*Do this*. Copy out every line that contains "либо".

*Supplied records*.
* Start *

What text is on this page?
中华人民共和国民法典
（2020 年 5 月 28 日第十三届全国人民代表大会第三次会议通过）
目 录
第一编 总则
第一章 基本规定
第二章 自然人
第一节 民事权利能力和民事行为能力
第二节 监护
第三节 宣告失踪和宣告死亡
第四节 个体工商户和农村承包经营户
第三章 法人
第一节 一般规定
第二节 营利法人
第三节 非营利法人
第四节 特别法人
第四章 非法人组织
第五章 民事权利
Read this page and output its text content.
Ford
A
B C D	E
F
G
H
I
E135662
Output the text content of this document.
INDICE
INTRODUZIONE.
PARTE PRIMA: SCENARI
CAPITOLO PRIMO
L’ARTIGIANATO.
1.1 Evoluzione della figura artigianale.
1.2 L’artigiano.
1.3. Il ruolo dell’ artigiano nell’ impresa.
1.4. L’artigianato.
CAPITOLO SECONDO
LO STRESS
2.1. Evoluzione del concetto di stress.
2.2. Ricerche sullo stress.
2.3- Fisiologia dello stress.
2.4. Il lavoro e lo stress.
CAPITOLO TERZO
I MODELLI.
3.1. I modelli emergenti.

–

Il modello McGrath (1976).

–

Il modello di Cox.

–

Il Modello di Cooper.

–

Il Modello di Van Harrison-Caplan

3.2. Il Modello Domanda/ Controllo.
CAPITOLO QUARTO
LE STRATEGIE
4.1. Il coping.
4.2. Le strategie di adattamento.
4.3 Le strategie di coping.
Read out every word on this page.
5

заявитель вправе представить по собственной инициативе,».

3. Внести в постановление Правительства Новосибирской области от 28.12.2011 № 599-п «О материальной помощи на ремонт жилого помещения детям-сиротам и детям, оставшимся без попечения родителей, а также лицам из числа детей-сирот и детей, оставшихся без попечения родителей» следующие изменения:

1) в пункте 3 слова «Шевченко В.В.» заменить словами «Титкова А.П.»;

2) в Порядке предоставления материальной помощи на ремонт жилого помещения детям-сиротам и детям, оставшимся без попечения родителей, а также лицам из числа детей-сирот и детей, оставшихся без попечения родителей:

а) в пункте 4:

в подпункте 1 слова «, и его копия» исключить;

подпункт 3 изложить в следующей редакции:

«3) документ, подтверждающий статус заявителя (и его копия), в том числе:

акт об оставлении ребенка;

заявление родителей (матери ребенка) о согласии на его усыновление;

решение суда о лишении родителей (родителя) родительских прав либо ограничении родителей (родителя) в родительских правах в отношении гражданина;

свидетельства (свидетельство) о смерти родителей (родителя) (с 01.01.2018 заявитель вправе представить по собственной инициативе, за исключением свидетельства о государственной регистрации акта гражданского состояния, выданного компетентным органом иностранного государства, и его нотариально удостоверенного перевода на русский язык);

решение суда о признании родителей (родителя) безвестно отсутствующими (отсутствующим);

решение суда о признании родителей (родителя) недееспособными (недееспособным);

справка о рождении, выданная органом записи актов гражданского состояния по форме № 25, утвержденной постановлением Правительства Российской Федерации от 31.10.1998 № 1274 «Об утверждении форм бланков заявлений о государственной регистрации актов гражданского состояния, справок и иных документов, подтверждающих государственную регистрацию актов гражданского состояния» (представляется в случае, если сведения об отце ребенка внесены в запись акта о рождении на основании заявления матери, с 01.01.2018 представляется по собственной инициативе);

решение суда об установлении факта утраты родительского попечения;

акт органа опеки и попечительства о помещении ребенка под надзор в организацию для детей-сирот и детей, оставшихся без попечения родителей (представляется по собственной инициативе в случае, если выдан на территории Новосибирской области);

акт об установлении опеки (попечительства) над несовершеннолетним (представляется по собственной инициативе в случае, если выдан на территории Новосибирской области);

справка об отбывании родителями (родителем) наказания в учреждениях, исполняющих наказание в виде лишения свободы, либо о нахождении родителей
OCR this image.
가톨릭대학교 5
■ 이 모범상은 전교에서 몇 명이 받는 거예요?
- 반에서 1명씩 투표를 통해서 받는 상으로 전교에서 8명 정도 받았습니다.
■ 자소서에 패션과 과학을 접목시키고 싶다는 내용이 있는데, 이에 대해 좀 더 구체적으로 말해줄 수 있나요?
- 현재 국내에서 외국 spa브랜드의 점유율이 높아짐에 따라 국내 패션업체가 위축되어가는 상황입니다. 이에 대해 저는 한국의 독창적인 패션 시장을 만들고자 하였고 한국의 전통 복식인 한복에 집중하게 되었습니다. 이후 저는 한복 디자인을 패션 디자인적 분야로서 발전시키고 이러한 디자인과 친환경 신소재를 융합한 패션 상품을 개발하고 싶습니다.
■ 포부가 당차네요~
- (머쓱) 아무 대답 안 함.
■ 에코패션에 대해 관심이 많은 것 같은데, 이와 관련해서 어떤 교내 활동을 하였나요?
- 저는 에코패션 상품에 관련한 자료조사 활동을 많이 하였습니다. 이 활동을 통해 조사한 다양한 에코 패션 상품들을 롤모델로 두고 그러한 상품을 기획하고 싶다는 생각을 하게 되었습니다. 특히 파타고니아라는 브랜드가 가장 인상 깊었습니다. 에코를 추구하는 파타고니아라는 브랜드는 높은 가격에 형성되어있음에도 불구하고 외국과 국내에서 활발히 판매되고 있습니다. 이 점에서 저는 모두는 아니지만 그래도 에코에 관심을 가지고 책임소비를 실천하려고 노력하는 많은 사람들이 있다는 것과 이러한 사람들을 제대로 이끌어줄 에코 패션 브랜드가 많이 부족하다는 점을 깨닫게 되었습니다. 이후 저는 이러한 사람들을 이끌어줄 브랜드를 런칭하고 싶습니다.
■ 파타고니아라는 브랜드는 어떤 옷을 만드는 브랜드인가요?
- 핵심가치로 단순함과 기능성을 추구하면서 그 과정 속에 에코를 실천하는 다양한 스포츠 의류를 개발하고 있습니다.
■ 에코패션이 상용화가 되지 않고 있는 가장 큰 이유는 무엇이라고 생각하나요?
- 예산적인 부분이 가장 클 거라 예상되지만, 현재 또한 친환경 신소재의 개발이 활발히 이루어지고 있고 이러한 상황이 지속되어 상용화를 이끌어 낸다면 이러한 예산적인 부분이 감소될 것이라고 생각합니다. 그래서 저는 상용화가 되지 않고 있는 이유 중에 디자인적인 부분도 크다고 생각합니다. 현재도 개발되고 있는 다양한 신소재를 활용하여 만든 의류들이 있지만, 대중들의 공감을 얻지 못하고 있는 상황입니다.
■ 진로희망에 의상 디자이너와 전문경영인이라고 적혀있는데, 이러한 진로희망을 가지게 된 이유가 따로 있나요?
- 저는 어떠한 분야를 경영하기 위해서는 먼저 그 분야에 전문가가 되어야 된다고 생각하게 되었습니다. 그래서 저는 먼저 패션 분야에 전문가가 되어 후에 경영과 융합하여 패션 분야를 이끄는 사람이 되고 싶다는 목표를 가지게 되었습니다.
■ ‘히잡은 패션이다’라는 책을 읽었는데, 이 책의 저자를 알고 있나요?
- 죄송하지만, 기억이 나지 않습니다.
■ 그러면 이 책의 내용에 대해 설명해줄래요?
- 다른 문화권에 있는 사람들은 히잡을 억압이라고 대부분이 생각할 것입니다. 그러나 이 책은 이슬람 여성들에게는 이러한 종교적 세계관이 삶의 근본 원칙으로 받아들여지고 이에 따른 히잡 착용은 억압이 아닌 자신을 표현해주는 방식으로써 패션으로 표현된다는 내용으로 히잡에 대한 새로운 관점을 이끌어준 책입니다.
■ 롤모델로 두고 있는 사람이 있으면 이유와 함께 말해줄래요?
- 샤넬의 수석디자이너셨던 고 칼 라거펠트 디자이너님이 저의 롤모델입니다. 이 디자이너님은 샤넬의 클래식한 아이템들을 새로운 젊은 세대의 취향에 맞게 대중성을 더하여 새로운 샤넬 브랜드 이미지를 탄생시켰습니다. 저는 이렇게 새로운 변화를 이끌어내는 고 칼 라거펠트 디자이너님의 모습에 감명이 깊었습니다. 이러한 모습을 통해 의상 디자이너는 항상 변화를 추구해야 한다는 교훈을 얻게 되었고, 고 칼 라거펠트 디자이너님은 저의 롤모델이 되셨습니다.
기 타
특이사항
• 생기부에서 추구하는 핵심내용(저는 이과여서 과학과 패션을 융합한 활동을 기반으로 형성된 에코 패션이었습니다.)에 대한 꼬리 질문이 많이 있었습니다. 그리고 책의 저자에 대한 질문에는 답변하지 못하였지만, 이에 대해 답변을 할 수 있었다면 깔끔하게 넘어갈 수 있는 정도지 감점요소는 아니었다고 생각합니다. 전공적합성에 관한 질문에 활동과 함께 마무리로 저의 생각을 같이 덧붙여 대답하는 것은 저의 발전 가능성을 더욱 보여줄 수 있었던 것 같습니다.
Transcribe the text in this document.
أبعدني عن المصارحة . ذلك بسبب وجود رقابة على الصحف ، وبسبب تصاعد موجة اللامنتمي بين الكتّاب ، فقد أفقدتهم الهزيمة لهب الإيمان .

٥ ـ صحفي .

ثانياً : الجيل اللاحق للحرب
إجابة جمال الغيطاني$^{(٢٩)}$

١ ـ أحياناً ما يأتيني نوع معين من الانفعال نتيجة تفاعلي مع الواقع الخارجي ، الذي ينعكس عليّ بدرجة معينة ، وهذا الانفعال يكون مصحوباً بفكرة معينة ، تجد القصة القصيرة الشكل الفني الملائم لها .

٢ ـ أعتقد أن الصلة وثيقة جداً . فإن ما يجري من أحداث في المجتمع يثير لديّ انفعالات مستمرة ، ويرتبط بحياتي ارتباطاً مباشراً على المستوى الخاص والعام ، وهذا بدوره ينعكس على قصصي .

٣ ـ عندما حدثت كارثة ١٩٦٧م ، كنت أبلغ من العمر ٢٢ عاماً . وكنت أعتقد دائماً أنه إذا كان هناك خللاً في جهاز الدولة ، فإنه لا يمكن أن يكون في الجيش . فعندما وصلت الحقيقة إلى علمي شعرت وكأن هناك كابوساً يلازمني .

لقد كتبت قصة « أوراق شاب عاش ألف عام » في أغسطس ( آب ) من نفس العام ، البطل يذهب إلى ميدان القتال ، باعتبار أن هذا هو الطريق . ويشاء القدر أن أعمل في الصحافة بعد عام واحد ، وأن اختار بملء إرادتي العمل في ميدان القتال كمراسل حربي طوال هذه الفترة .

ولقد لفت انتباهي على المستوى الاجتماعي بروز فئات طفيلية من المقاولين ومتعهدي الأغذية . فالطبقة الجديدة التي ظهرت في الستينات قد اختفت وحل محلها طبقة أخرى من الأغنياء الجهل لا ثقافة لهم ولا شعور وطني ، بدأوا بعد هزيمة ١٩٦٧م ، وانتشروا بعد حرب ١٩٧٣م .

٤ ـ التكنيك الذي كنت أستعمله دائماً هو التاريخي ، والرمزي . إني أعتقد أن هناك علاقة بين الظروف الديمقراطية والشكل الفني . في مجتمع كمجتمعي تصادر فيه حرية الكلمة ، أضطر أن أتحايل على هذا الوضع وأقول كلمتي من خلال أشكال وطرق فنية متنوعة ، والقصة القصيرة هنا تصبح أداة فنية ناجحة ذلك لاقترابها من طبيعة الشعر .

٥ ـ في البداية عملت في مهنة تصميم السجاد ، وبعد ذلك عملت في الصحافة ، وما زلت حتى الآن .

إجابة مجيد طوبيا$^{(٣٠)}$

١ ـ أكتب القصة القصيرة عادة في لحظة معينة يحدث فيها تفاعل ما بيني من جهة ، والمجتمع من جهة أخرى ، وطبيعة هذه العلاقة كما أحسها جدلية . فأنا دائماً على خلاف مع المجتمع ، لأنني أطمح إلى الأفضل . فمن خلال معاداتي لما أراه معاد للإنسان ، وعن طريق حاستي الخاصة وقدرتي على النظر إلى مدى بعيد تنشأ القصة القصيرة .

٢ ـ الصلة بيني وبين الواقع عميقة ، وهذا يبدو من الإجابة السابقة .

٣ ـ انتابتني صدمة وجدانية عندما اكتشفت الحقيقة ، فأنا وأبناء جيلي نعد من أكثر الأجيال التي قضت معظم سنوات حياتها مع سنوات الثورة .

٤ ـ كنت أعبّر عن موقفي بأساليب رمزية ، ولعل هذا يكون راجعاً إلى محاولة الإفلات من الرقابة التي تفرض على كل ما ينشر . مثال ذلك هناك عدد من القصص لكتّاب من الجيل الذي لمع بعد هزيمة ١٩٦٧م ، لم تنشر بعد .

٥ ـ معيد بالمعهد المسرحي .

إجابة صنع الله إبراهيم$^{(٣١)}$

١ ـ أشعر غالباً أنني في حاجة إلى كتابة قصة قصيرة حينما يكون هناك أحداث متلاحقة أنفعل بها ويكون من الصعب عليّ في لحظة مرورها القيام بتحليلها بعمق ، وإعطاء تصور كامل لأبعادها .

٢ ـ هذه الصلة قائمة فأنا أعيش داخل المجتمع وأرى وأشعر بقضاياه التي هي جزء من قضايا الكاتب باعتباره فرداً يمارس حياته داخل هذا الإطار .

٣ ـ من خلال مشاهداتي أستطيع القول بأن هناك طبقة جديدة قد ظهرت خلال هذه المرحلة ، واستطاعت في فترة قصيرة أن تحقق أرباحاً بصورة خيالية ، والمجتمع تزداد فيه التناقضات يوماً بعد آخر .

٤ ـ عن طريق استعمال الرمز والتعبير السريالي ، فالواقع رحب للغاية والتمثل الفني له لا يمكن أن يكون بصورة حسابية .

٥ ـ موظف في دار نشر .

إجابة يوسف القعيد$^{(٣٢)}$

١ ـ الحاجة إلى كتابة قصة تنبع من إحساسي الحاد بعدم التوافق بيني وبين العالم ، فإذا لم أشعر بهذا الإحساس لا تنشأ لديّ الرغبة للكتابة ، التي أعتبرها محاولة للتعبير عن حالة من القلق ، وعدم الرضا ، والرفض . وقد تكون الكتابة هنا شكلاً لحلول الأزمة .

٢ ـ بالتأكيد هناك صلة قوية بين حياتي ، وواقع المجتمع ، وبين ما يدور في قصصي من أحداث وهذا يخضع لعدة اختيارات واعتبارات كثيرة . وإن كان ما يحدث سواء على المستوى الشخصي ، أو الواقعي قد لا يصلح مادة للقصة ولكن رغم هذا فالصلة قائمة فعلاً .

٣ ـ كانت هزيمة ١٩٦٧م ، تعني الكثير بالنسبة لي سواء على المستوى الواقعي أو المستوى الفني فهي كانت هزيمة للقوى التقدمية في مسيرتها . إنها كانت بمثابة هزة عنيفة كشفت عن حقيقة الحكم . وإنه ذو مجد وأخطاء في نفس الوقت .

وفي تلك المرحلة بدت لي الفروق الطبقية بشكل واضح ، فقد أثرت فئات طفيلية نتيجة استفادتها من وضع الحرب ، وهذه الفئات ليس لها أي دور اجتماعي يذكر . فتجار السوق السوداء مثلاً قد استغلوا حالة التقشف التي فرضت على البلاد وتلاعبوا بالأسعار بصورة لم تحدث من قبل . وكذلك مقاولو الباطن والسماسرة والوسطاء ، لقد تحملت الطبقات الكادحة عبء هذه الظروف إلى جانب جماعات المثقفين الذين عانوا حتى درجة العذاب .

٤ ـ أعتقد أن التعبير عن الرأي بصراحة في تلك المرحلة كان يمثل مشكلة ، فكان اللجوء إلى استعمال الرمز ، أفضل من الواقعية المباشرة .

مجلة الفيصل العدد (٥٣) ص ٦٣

* End *

*Answer to the exercise*.
решение суда о лишении родителей (родителя) родительских прав либо ограничении родителей (родителя) в родительских правах в отношении гражданина;
справка об отбывании родителями (родителем) наказания в учреждениях, исполняющих наказание в виде лишения свободы, либо о нахождении родителей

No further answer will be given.